» THE PROBLEM: Retype all material exactly. Pictures stay out of the copy.

» SUPPLIED MATERIAL:
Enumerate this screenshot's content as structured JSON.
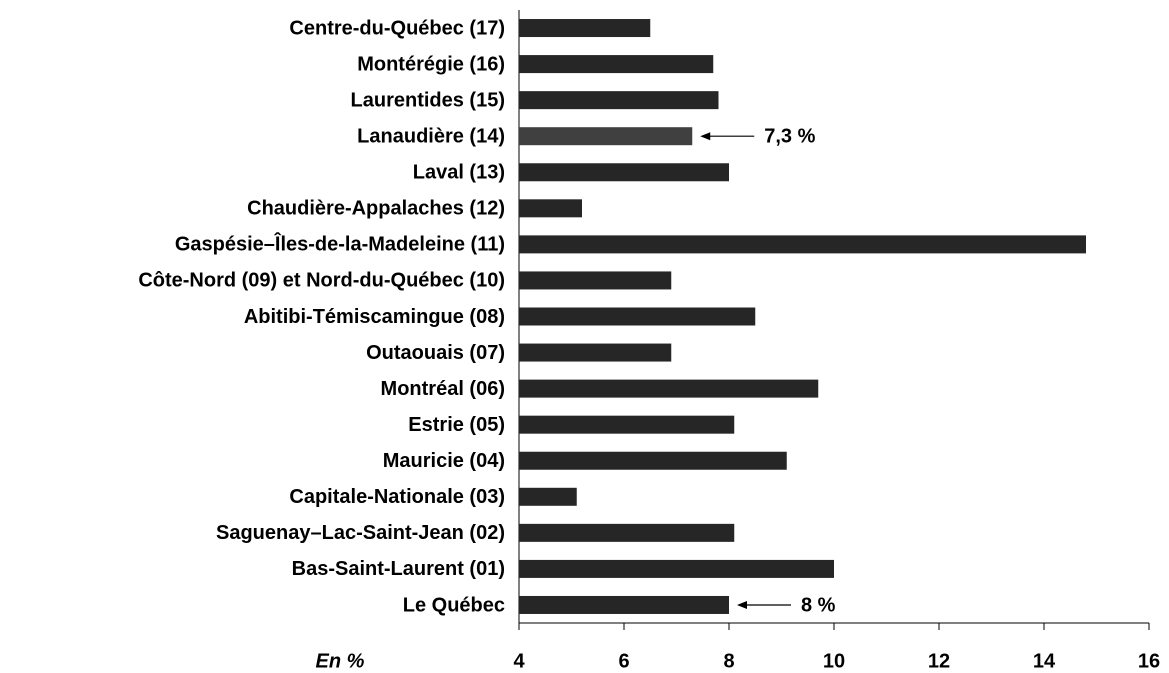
{
  "chart_data": {
    "type": "hbar",
    "categories": [
      "Centre-du-Québec (17)",
      "Montérégie (16)",
      "Laurentides (15)",
      "Lanaudière (14)",
      "Laval (13)",
      "Chaudière-Appalaches (12)",
      "Gaspésie–Îles-de-la-Madeleine (11)",
      "Côte-Nord (09) et Nord-du-Québec (10)",
      "Abitibi-Témiscamingue (08)",
      "Outaouais (07)",
      "Montréal (06)",
      "Estrie (05)",
      "Mauricie (04)",
      "Capitale-Nationale (03)",
      "Saguenay–Lac-Saint-Jean (02)",
      "Bas-Saint-Laurent (01)",
      "Le Québec"
    ],
    "values": [
      6.5,
      7.7,
      7.8,
      7.3,
      8.0,
      5.2,
      14.8,
      6.9,
      8.5,
      6.9,
      9.7,
      8.1,
      9.1,
      5.1,
      8.1,
      10.0,
      8.0
    ],
    "value_labels": [
      null,
      null,
      null,
      "7,3 %",
      null,
      null,
      null,
      null,
      null,
      null,
      null,
      null,
      null,
      null,
      null,
      null,
      "8 %"
    ],
    "colors": [
      "#262626",
      "#262626",
      "#262626",
      "#404040",
      "#262626",
      "#262626",
      "#262626",
      "#262626",
      "#262626",
      "#262626",
      "#262626",
      "#262626",
      "#262626",
      "#262626",
      "#262626",
      "#262626",
      "#262626"
    ],
    "xlabel": "En %",
    "xlim": [
      4,
      16
    ],
    "xticks": [
      4,
      6,
      8,
      10,
      12,
      14,
      16
    ]
  }
}
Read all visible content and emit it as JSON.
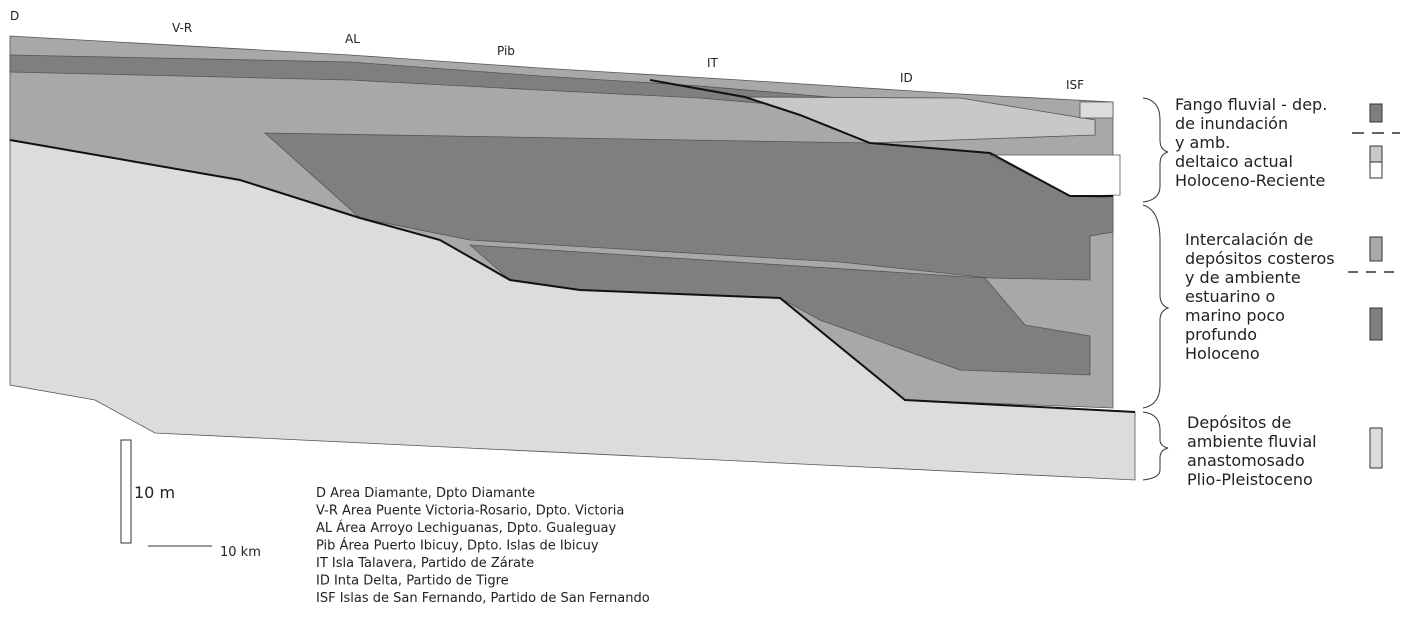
{
  "site_labels": [
    "D",
    "V-R",
    "AL",
    "Pib",
    "IT",
    "ID",
    "ISF"
  ],
  "legend": [
    {
      "lines": [
        "Fango fluvial - dep.",
        "de inundación",
        "y amb.",
        "deltaico actual",
        "Holoceno-Reciente"
      ]
    },
    {
      "lines": [
        "Intercalación de",
        "depósitos costeros",
        "y de ambiente",
        "estuarino o",
        "marino poco",
        "profundo",
        "Holoceno"
      ]
    },
    {
      "lines": [
        "Depósitos de",
        "ambiente fluvial",
        "anastomosado",
        "Plio-Pleistoceno"
      ]
    }
  ],
  "scale": {
    "vertical": "10 m",
    "horizontal": "10 km"
  },
  "key": [
    "D Area Diamante, Dpto Diamante",
    "V-R  Area Puente  Victoria-Rosario, Dpto. Victoria",
    "AL  Área  Arroyo Lechiguanas,  Dpto. Gualeguay",
    "Pib Área Puerto Ibicuy, Dpto. Islas de Ibicuy",
    "IT  Isla Talavera, Partido de Zárate",
    "ID Inta Delta, Partido de Tigre",
    "ISF Islas de San Fernando, Partido de San Fernando"
  ]
}
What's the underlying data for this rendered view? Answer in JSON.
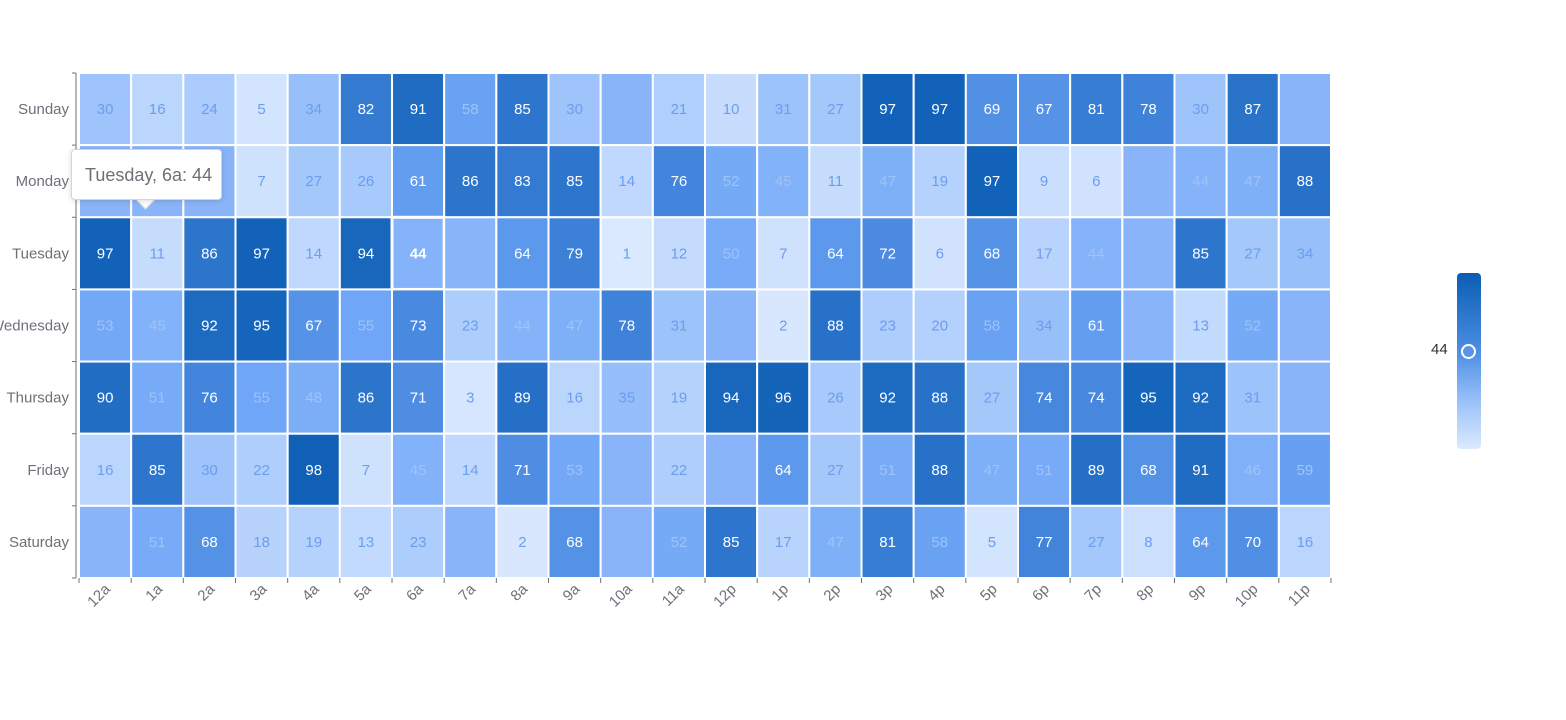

» EXPECTED ANSWER:
Enumerate this screenshot's content as structured JSON.
{
  "chart_data": {
    "type": "hbar",
    "categories": [
      "Centre-du-Québec (17)",
      "Montérégie (16)",
      "Laurentides (15)",
      "Lanaudière (14)",
      "Laval (13)",
      "Chaudière-Appalaches (12)",
      "Gaspésie–Îles-de-la-Madeleine (11)",
      "Côte-Nord (09) et Nord-du-Québec (10)",
      "Abitibi-Témiscamingue (08)",
      "Outaouais (07)",
      "Montréal (06)",
      "Estrie (05)",
      "Mauricie (04)",
      "Capitale-Nationale (03)",
      "Saguenay–Lac-Saint-Jean (02)",
      "Bas-Saint-Laurent (01)",
      "Le Québec"
    ],
    "values": [
      6.5,
      7.7,
      7.8,
      7.3,
      8.0,
      5.2,
      14.8,
      6.9,
      8.5,
      6.9,
      9.7,
      8.1,
      9.1,
      5.1,
      8.1,
      10.0,
      8.0
    ],
    "value_labels": [
      null,
      null,
      null,
      "7,3 %",
      null,
      null,
      null,
      null,
      null,
      null,
      null,
      null,
      null,
      null,
      null,
      null,
      "8 %"
    ],
    "colors": [
      "#262626",
      "#262626",
      "#262626",
      "#404040",
      "#262626",
      "#262626",
      "#262626",
      "#262626",
      "#262626",
      "#262626",
      "#262626",
      "#262626",
      "#262626",
      "#262626",
      "#262626",
      "#262626",
      "#262626"
    ],
    "xlabel": "En %",
    "xlim": [
      4,
      16
    ],
    "xticks": [
      4,
      6,
      8,
      10,
      12,
      14,
      16
    ]
  }
}
Read all visible content and emit it as JSON.
{
  "site_labels": [
    "D",
    "V-R",
    "AL",
    "Pib",
    "IT",
    "ID",
    "ISF"
  ],
  "legend": [
    {
      "lines": [
        "Fango fluvial - dep.",
        "de inundación",
        "y amb.",
        "deltaico actual",
        "Holoceno-Reciente"
      ]
    },
    {
      "lines": [
        "Intercalación de",
        "depósitos costeros",
        "y de ambiente",
        "estuarino o",
        "marino poco",
        "profundo",
        "Holoceno"
      ]
    },
    {
      "lines": [
        "Depósitos de",
        "ambiente fluvial",
        "anastomosado",
        "Plio-Pleistoceno"
      ]
    }
  ],
  "scale": {
    "vertical": "10 m",
    "horizontal": "10 km"
  },
  "key": [
    "D Area Diamante, Dpto Diamante",
    "V-R  Area Puente  Victoria-Rosario, Dpto. Victoria",
    "AL  Área  Arroyo Lechiguanas,  Dpto. Gualeguay",
    "Pib Área Puerto Ibicuy, Dpto. Islas de Ibicuy",
    "IT  Isla Talavera, Partido de Zárate",
    "ID Inta Delta, Partido de Tigre",
    "ISF Islas de San Fernando, Partido de San Fernando"
  ]
}
What's the underlying data for this rendered view? Answer in JSON.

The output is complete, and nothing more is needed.